— Data listing —
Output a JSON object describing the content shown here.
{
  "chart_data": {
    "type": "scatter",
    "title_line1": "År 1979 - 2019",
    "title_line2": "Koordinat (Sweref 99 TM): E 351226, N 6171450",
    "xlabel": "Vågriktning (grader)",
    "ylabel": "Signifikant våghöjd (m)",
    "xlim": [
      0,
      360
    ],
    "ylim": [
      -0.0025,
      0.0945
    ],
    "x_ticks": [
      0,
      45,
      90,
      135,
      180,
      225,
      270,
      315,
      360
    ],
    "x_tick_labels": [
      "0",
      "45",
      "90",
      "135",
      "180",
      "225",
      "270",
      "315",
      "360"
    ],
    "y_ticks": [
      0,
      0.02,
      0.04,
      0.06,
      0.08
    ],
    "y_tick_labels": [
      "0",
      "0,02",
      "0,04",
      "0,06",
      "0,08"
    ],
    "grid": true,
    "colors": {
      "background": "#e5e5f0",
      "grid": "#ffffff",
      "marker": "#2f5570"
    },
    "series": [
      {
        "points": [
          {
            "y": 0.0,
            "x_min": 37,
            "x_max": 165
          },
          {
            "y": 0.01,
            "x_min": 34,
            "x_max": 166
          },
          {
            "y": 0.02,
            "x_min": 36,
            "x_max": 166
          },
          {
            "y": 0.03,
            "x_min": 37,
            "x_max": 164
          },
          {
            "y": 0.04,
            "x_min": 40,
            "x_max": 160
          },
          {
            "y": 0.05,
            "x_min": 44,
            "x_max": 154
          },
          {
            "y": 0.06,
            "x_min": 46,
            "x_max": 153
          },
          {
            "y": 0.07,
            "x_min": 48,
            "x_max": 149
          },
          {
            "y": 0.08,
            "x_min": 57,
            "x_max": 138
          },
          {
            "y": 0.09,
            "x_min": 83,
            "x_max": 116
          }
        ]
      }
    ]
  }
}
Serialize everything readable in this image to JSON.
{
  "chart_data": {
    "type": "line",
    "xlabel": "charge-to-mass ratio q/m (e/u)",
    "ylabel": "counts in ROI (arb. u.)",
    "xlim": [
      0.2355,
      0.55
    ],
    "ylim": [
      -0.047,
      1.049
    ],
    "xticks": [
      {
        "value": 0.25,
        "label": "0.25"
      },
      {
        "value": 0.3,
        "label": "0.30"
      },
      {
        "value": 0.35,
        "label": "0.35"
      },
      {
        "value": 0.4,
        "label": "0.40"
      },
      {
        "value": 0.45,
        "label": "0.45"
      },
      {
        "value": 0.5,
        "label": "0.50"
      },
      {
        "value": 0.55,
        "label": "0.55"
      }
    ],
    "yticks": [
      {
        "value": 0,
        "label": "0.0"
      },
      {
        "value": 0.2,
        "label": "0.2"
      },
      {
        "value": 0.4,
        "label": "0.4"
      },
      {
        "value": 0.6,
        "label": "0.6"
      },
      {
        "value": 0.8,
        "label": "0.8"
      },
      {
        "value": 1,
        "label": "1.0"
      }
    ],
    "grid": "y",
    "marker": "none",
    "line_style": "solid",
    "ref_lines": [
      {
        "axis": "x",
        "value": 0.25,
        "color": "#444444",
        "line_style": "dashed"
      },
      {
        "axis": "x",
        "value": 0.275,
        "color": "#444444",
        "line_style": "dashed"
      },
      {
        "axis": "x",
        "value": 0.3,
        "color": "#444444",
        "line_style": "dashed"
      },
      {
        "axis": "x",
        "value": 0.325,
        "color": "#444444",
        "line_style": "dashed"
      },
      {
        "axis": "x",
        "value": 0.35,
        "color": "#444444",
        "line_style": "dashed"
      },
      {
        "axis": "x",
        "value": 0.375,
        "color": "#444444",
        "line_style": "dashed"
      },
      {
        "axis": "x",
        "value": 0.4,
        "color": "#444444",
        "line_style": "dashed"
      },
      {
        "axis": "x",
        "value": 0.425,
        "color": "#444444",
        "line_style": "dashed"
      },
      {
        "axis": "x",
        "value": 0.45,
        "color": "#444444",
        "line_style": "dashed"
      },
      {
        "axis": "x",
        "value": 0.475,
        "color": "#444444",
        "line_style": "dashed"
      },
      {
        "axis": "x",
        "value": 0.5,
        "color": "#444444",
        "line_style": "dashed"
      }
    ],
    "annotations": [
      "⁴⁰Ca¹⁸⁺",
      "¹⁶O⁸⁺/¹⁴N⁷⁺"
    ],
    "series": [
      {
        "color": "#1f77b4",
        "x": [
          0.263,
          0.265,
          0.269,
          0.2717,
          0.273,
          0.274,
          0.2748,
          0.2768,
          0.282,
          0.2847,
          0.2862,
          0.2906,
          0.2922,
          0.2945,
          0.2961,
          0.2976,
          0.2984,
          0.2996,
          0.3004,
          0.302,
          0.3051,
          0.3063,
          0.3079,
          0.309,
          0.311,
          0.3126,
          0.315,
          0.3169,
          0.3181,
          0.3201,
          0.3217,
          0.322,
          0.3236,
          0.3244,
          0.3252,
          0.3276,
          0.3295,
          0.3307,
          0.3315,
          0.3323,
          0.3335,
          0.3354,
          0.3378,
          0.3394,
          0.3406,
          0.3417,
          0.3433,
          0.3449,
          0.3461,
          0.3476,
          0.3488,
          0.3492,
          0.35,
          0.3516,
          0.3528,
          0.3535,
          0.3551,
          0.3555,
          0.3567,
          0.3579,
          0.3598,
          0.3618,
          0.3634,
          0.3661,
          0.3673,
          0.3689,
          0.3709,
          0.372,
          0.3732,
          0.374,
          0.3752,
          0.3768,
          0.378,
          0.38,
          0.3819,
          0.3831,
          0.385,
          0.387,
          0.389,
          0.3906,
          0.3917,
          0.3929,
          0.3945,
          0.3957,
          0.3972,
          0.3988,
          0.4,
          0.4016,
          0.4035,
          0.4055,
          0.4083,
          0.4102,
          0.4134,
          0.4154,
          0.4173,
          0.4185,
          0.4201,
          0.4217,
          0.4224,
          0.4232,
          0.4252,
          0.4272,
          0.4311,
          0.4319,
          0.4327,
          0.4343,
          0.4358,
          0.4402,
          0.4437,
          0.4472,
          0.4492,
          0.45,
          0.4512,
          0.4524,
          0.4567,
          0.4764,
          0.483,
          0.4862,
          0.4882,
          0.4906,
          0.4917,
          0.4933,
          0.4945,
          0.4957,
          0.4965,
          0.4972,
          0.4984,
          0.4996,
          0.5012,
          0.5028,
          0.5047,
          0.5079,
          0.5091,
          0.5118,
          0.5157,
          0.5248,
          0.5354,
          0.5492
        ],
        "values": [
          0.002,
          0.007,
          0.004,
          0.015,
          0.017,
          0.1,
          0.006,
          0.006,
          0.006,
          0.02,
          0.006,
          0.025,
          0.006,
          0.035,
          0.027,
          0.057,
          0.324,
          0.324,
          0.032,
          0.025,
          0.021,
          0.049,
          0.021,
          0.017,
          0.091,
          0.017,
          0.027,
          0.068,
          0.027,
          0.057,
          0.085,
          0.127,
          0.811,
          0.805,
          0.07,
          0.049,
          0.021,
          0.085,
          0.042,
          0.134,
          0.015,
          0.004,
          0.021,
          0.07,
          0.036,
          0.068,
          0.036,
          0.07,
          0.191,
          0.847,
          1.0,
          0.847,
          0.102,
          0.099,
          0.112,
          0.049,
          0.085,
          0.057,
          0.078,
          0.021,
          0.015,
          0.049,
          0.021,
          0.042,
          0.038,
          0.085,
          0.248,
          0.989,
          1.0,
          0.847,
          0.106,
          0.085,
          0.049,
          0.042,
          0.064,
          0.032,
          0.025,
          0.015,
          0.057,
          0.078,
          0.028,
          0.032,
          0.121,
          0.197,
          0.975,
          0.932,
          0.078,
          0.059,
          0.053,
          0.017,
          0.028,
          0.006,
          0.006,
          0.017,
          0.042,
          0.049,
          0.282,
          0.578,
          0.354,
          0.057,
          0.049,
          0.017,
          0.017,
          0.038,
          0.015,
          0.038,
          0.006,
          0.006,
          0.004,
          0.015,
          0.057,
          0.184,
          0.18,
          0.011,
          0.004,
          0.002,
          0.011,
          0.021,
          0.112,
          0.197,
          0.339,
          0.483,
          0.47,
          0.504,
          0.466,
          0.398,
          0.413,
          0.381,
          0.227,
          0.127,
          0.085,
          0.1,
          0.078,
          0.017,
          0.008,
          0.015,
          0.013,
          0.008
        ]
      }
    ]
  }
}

— The request —
Using the listing above, gather each line that holds the string "xlabel" and copy it.

— Exercise solution —
    "xlabel": "Vågriktning (grader)",
    "xlabel": "charge-to-mass ratio q/m (e/u)",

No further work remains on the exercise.